Write out every entry precisely as given, leaving the pictures out.

[START RAW RECORDS]

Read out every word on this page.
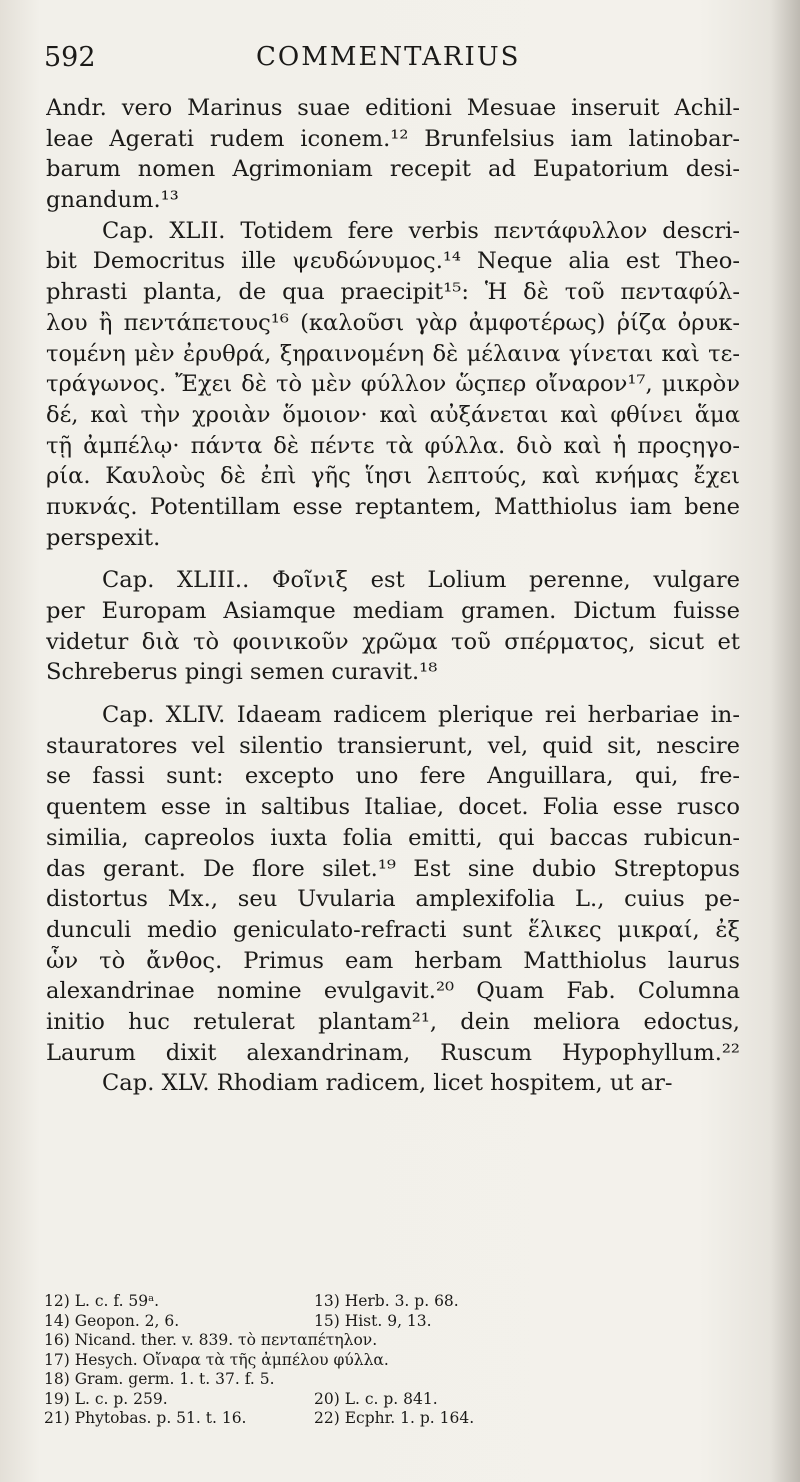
592	COMMENTARIUS
Andr. vero Marinus suae editioni Mesuae inseruit Achil-
leae Agerati rudem iconem.¹² Brunfelsius iam latinobar-
barum nomen Agrimoniam recepit ad Eupatorium desi-
gnandum.¹³
Cap. XLII. Totidem fere verbis πεντάφυλλον descri-
bit Democritus ille ψευδώνυμος.¹⁴ Neque alia est Theo-
phrasti planta, de qua praecipit¹⁵: Ἡ δὲ τοῦ πενταφύλ-
λου ἢ πεντάπετους¹⁶ (καλοῦσι γὰρ ἀμφοτέρως) ῥίζα ὀρυκ-
τομένη μὲν ἐρυθρά, ξηραινομένη δὲ μέλαινα γίνεται καὶ τε-
τράγωνος. Ἔχει δὲ τὸ μὲν φύλλον ὥςπερ οἴναρον¹⁷, μικρὸν
δέ, καὶ τὴν χροιὰν ὅμοιον· καὶ αὐξάνεται καὶ φθίνει ἅμα
τῇ ἀμπέλῳ· πάντα δὲ πέντε τὰ φύλλα. διὸ καὶ ἡ προςηγο-
ρία. Καυλοὺς δὲ ἐπὶ γῆς ἵησι λεπτούς, καὶ κνήμας ἔχει
πυκνάς. Potentillam esse reptantem, Matthiolus iam bene
perspexit.
Cap. XLIII.. Φοῖνιξ est Lolium perenne, vulgare
per Europam Asiamque mediam gramen. Dictum fuisse
videtur διὰ τὸ φοινικοῦν χρῶμα τοῦ σπέρματος, sicut et
Schreberus pingi semen curavit.¹⁸
Cap. XLIV. Idaeam radicem plerique rei herbariae in-
stauratores vel silentio transierunt, vel, quid sit, nescire
se fassi sunt: excepto uno fere Anguillara, qui, fre-
quentem esse in saltibus Italiae, docet. Folia esse rusco
similia, capreolos iuxta folia emitti, qui baccas rubicun-
das gerant. De flore silet.¹⁹ Est sine dubio Streptopus
distortus Mx., seu Uvularia amplexifolia L., cuius pe-
dunculi medio geniculato-refracti sunt ἕλικες μικραί, ἐξ
ὧν τὸ ἄνθος. Primus eam herbam Matthiolus laurus
alexandrinae nomine evulgavit.²⁰ Quam Fab. Columna
initio huc retulerat plantam²¹, dein meliora edoctus,
Laurum dixit alexandrinam, Ruscum Hypophyllum.²²
Cap. XLV. Rhodiam radicem, licet hospitem, ut ar-
12) L. c. f. 59ᵃ.	13) Herb. 3. p. 68.
14) Geopon. 2, 6.	15) Hist. 9, 13.
16) Nicand. ther. v. 839. τὸ πενταπέτηλον.
17) Hesych. Οἴναρα τὰ τῆς ἀμπέλου φύλλα.
18) Gram. germ. 1. t. 37. f. 5.
19) L. c. p. 259.	20) L. c. p. 841.
21) Phytobas. p. 51. t. 16.	22) Ecphr. 1. p. 164.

[END RAW RECORDS]

REPLY TO THE EXERCISE ::
Read out every word on this page.
592	COMMENTARIUS
Andr. vero Marinus suae editioni Mesuae inseruit Achil-
leae Agerati rudem iconem.¹² Brunfelsius iam latinobar-
barum nomen Agrimoniam recepit ad Eupatorium desi-
gnandum.¹³
Cap. XLII. Totidem fere verbis πεντάφυλλον descri-
bit Democritus ille ψευδώνυμος.¹⁴ Neque alia est Theo-
phrasti planta, de qua praecipit¹⁵: Ἡ δὲ τοῦ πενταφύλ-
λου ἢ πεντάπετους¹⁶ (καλοῦσι γὰρ ἀμφοτέρως) ῥίζα ὀρυκ-
τομένη μὲν ἐρυθρά, ξηραινομένη δὲ μέλαινα γίνεται καὶ τε-
τράγωνος. Ἔχει δὲ τὸ μὲν φύλλον ὥςπερ οἴναρον¹⁷, μικρὸν
δέ, καὶ τὴν χροιὰν ὅμοιον· καὶ αὐξάνεται καὶ φθίνει ἅμα
τῇ ἀμπέλῳ· πάντα δὲ πέντε τὰ φύλλα. διὸ καὶ ἡ προςηγο-
ρία. Καυλοὺς δὲ ἐπὶ γῆς ἵησι λεπτούς, καὶ κνήμας ἔχει
πυκνάς. Potentillam esse reptantem, Matthiolus iam bene
perspexit.
Cap. XLIII.. Φοῖνιξ est Lolium perenne, vulgare
per Europam Asiamque mediam gramen. Dictum fuisse
videtur διὰ τὸ φοινικοῦν χρῶμα τοῦ σπέρματος, sicut et
Schreberus pingi semen curavit.¹⁸
Cap. XLIV. Idaeam radicem plerique rei herbariae in-
stauratores vel silentio transierunt, vel, quid sit, nescire
se fassi sunt: excepto uno fere Anguillara, qui, fre-
quentem esse in saltibus Italiae, docet. Folia esse rusco
similia, capreolos iuxta folia emitti, qui baccas rubicun-
das gerant. De flore silet.¹⁹ Est sine dubio Streptopus
distortus Mx., seu Uvularia amplexifolia L., cuius pe-
dunculi medio geniculato-refracti sunt ἕλικες μικραί, ἐξ
ὧν τὸ ἄνθος. Primus eam herbam Matthiolus laurus
alexandrinae nomine evulgavit.²⁰ Quam Fab. Columna
initio huc retulerat plantam²¹, dein meliora edoctus,
Laurum dixit alexandrinam, Ruscum Hypophyllum.²²
Cap. XLV. Rhodiam radicem, licet hospitem, ut ar-
12) L. c. f. 59ᵃ.	13) Herb. 3. p. 68.
14) Geopon. 2, 6.	15) Hist. 9, 13.
16) Nicand. ther. v. 839. τὸ πενταπέτηλον.
17) Hesych. Οἴναρα τὰ τῆς ἀμπέλου φύλλα.
18) Gram. germ. 1. t. 37. f. 5.
19) L. c. p. 259.	20) L. c. p. 841.
21) Phytobas. p. 51. t. 16.	22) Ecphr. 1. p. 164.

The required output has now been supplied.